* **TEXT BLOCK**:

——

In this regard, I recommend that any windfall gains from higher-than-expected oil revenues should be judiciously applied toward deficit reduction and lowering borrowing requirements, rather than expanding expenditure. This would not only ease pressure on public finances but also send a strong signal of fiscal discipline to investors and credit rating agencies.
Equally important is the need to ensure that the ambitious capital allocations translate into tangible outcomes. Prioritization will be key. The FG should focus on high-impact, economically viable projects and ensure that funds are released in a timely manner to avoid implementation delays. One of the persistent weaknesses in Nigeria’s budget cycle has been the rollover of capital projects from one fiscal year to another. Breaking this cycle requires not just improved planning, but disciplined execution.
Finally, strong monitoring and evaluation mechanisms must be put in place to track budget performance across MDAs. Transparency, accountability, and value-for-money must be the guiding principles. The President’s directive for disciplined and efficient utilization of resources is commendable, but it must be matched with robust oversight and consequences for non-performance.
In sum, the 2026 budget reflects a more reform-oriented and investment-driven fiscal stance. While the macro-fiscal risks, particularly around debt and deficits, remain significant, the emphasis on capital expenditure and critical sectors provides a solid foundation. The real test, however, will lie in execution. If implemented with discipline and focus, this budget could mark a turning point in Nigeria’s journey toward economic stability and shared prosperity.
Professor Uche Uwaleke is the President of the Association of Capital Market Academics of Nigeria.

——

* **DATASET CONTENT**:
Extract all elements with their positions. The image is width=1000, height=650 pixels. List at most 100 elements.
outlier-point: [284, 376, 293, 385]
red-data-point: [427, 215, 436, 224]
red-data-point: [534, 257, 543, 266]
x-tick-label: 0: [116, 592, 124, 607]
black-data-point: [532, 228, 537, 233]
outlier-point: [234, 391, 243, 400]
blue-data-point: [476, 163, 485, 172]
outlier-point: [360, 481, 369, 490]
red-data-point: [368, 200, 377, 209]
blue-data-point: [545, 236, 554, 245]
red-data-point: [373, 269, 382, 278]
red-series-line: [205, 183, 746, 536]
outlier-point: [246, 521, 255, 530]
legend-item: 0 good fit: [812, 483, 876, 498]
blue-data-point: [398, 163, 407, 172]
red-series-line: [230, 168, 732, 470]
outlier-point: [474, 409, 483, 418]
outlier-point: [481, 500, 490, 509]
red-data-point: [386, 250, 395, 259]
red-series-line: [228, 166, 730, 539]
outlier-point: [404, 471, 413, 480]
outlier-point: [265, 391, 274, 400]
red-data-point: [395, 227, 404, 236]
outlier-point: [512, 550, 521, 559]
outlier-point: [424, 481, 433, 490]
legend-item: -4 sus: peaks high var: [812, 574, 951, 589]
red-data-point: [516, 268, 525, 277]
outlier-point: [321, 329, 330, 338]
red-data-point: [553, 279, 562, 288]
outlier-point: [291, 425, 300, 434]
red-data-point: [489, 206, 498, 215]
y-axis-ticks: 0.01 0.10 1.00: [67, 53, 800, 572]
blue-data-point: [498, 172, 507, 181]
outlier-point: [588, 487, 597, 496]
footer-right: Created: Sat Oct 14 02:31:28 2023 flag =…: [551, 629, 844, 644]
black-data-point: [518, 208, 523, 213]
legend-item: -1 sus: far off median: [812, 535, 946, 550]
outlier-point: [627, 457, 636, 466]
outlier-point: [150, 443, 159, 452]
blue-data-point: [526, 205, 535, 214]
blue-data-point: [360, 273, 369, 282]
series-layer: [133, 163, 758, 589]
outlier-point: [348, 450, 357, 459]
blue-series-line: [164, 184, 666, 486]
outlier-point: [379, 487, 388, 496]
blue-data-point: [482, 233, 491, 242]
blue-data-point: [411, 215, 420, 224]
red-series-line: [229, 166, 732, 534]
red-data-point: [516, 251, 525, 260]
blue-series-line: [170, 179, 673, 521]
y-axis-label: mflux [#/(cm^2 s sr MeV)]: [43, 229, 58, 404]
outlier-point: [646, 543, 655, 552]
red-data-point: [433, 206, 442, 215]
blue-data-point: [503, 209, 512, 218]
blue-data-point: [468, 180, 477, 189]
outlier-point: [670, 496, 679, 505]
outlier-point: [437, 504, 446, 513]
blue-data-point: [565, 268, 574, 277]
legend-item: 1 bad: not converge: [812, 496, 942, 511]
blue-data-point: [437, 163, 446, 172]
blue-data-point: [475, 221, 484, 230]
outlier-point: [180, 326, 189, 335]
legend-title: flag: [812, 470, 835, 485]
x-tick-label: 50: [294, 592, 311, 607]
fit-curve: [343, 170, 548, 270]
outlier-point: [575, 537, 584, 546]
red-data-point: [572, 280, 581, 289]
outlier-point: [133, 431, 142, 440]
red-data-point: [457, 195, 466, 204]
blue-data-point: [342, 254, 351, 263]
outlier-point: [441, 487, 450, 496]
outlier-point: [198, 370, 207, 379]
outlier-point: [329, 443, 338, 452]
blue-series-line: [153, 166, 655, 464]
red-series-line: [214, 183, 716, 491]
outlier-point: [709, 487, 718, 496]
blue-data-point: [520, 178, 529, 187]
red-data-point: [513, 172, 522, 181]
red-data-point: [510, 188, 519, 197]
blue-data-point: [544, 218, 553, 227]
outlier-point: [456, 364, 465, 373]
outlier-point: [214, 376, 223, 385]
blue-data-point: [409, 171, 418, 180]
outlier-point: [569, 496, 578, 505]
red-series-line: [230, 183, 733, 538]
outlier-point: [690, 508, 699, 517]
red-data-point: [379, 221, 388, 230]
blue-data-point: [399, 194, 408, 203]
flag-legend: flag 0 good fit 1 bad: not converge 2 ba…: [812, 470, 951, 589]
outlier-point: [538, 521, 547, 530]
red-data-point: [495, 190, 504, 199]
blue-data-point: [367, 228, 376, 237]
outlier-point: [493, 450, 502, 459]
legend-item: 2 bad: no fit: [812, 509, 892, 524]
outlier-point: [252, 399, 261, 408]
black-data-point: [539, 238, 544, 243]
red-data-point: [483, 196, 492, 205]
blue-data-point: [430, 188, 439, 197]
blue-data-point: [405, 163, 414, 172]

——

* **ASSIGNMENT 1**:
Using the budget commentary, answer these:
(a) Toward what should windfall gains from higher-than-expected oil revenues be applied?
(b) What persistent weakness in Nigeria's budget cycle is named?
(c) What position does Professor Uche Uwaleke hold?
* **ASSIGNMENT 2**:
Reproduce the budget commentary word for word, from "In sum, the" down to "Academics of Nigeria.".

* **YOUR RESPONSE 1**:
(a) Deficit reduction and lowering borrowing requirements, rather than expanding expenditure.
(b) The rollover of capital projects from one fiscal year to another.
(c) He is the President of the Association of Capital Market Academics of Nigeria.

* **YOUR RESPONSE 2**:
In sum, the 2026 budget reflects a more reform-oriented and investment-driven fiscal stance. While the macro-fiscal risks, particularly around debt and deficits, remain significant, the emphasis on capital expenditure and critical sectors provides a solid foundation. The real test, however, will lie in execution. If implemented with discipline and focus, this budget could mark a turning point in Nigeria’s journey toward economic stability and shared prosperity.
Professor Uche Uwaleke is the President of the Association of Capital Market Academics of Nigeria.